Problem to solve :: State the number of lines that hold the string "from", with nothing added.

____ Record set

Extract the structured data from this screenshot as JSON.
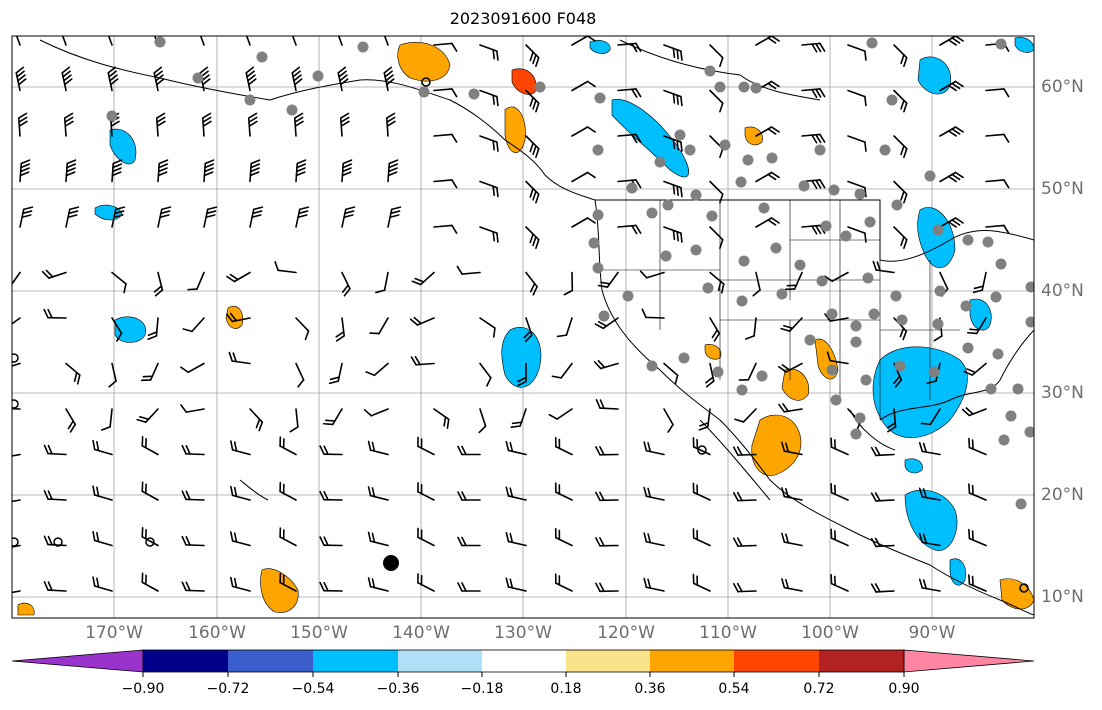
{
  "title": "2023091600 F048",
  "latitude_labels": [
    "60°N",
    "50°N",
    "40°N",
    "30°N",
    "20°N",
    "10°N"
  ],
  "longitude_labels": [
    "170°W",
    "160°W",
    "150°W",
    "140°W",
    "130°W",
    "120°W",
    "110°W",
    "100°W",
    "90°W"
  ],
  "map": {
    "lon_range": [
      -180,
      -80
    ],
    "lat_range": [
      8,
      65
    ],
    "gridlines": true,
    "land_fill": "#ffffff",
    "coastline_color": "#000000",
    "wind_barbs": "black",
    "station_markers": "gray dots"
  },
  "colorbar": {
    "extend": "both",
    "tick_labels": [
      "−0.90",
      "−0.72",
      "−0.54",
      "−0.36",
      "−0.18",
      "0.18",
      "0.36",
      "0.54",
      "0.72",
      "0.90"
    ],
    "colors": [
      "#9933cc",
      "#00008b",
      "#3a5fcd",
      "#00bfff",
      "#b0e0f8",
      "#ffffff",
      "#fbe38c",
      "#ffa500",
      "#ff4500",
      "#b22222",
      "#ff85a2"
    ]
  }
}
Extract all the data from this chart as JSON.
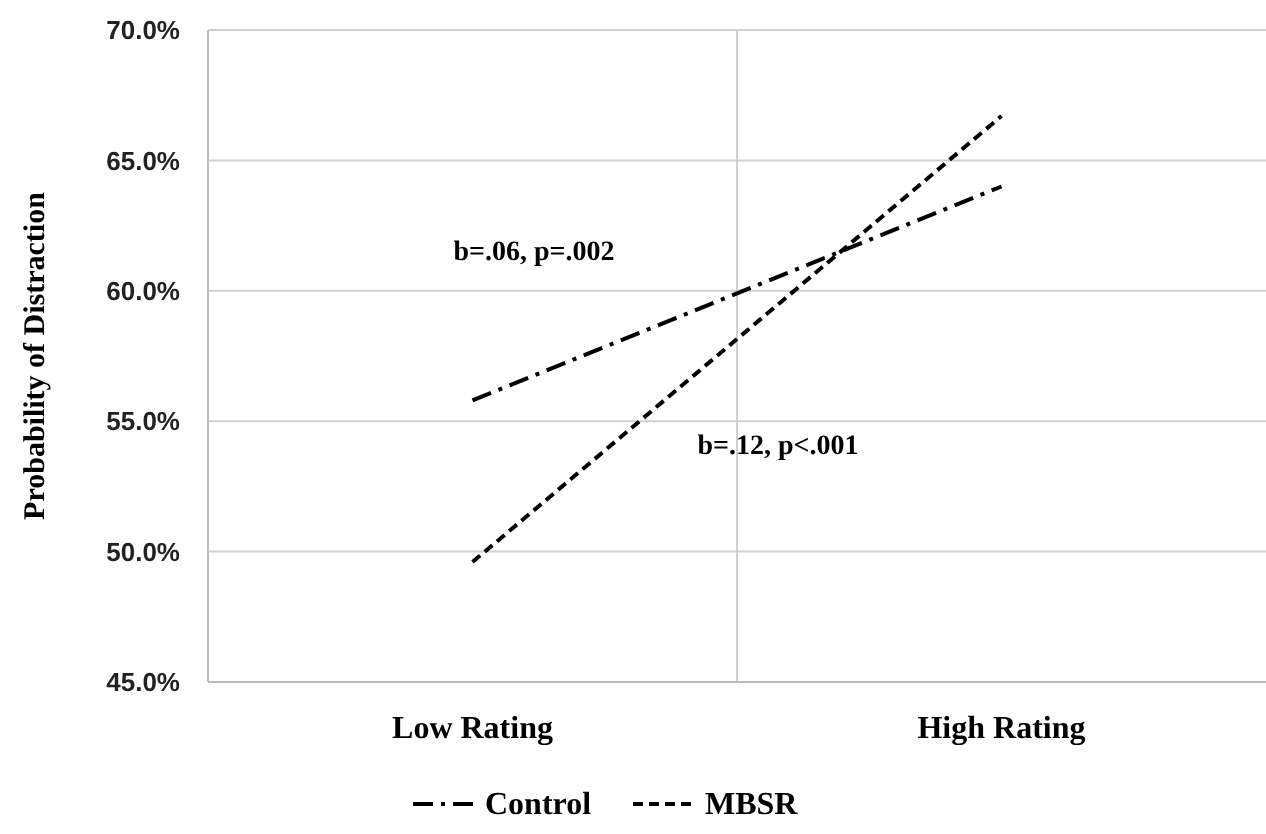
{
  "chart_data": {
    "type": "line",
    "ylabel": "Probability of Distraction",
    "categories": [
      "Low Rating",
      "High Rating"
    ],
    "series": [
      {
        "name": "Control",
        "color": "#000000",
        "values": [
          55.8,
          64.0
        ],
        "line_style": "dashdot"
      },
      {
        "name": "MBSR",
        "color": "#000000",
        "values": [
          49.6,
          66.7
        ],
        "line_style": "dashed"
      }
    ],
    "ylim": [
      45,
      70
    ],
    "yticks": [
      {
        "value": 45,
        "label": "45.0%"
      },
      {
        "value": 50,
        "label": "50.0%"
      },
      {
        "value": 55,
        "label": "55.0%"
      },
      {
        "value": 60,
        "label": "60.0%"
      },
      {
        "value": 65,
        "label": "65.0%"
      },
      {
        "value": 70,
        "label": "70.0%"
      }
    ],
    "grid": true,
    "legend": "bottom",
    "marker": "none",
    "annotations": [
      "b=.06, p=.002",
      "b=.12, p<.001"
    ]
  }
}
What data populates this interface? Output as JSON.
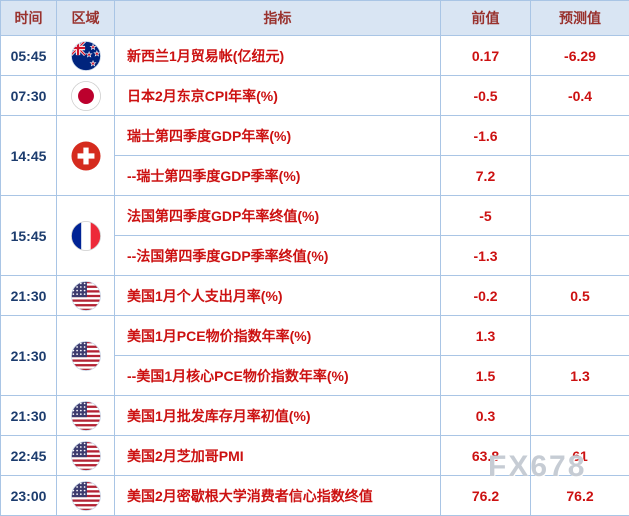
{
  "watermark": "FX678",
  "colors": {
    "header_bg": "#d9e5f3",
    "border": "#a9c5e5",
    "header_text": "#99322e",
    "time_text": "#1c3c6e",
    "value_text": "#cc1111"
  },
  "table": {
    "headers": {
      "time": "时间",
      "region": "区域",
      "indicator": "指标",
      "previous": "前值",
      "forecast": "预测值"
    },
    "groups": [
      {
        "time": "05:45",
        "flag": "new-zealand",
        "rows": [
          {
            "indicator": "新西兰1月贸易帐(亿纽元)",
            "previous": "0.17",
            "forecast": "-6.29"
          }
        ]
      },
      {
        "time": "07:30",
        "flag": "japan",
        "rows": [
          {
            "indicator": "日本2月东京CPI年率(%)",
            "previous": "-0.5",
            "forecast": "-0.4"
          }
        ]
      },
      {
        "time": "14:45",
        "flag": "switzerland",
        "rows": [
          {
            "indicator": "瑞士第四季度GDP年率(%)",
            "previous": "-1.6",
            "forecast": ""
          },
          {
            "indicator": "--瑞士第四季度GDP季率(%)",
            "previous": "7.2",
            "forecast": ""
          }
        ]
      },
      {
        "time": "15:45",
        "flag": "france",
        "rows": [
          {
            "indicator": "法国第四季度GDP年率终值(%)",
            "previous": "-5",
            "forecast": ""
          },
          {
            "indicator": "--法国第四季度GDP季率终值(%)",
            "previous": "-1.3",
            "forecast": ""
          }
        ]
      },
      {
        "time": "21:30",
        "flag": "united-states",
        "rows": [
          {
            "indicator": "美国1月个人支出月率(%)",
            "previous": "-0.2",
            "forecast": "0.5"
          }
        ]
      },
      {
        "time": "21:30",
        "flag": "united-states",
        "rows": [
          {
            "indicator": "美国1月PCE物价指数年率(%)",
            "previous": "1.3",
            "forecast": ""
          },
          {
            "indicator": "--美国1月核心PCE物价指数年率(%)",
            "previous": "1.5",
            "forecast": "1.3"
          }
        ]
      },
      {
        "time": "21:30",
        "flag": "united-states",
        "rows": [
          {
            "indicator": "美国1月批发库存月率初值(%)",
            "previous": "0.3",
            "forecast": ""
          }
        ]
      },
      {
        "time": "22:45",
        "flag": "united-states",
        "rows": [
          {
            "indicator": "美国2月芝加哥PMI",
            "previous": "63.8",
            "forecast": "61"
          }
        ]
      },
      {
        "time": "23:00",
        "flag": "united-states",
        "rows": [
          {
            "indicator": "美国2月密歇根大学消费者信心指数终值",
            "previous": "76.2",
            "forecast": "76.2"
          }
        ]
      }
    ]
  }
}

________

Task response :: 2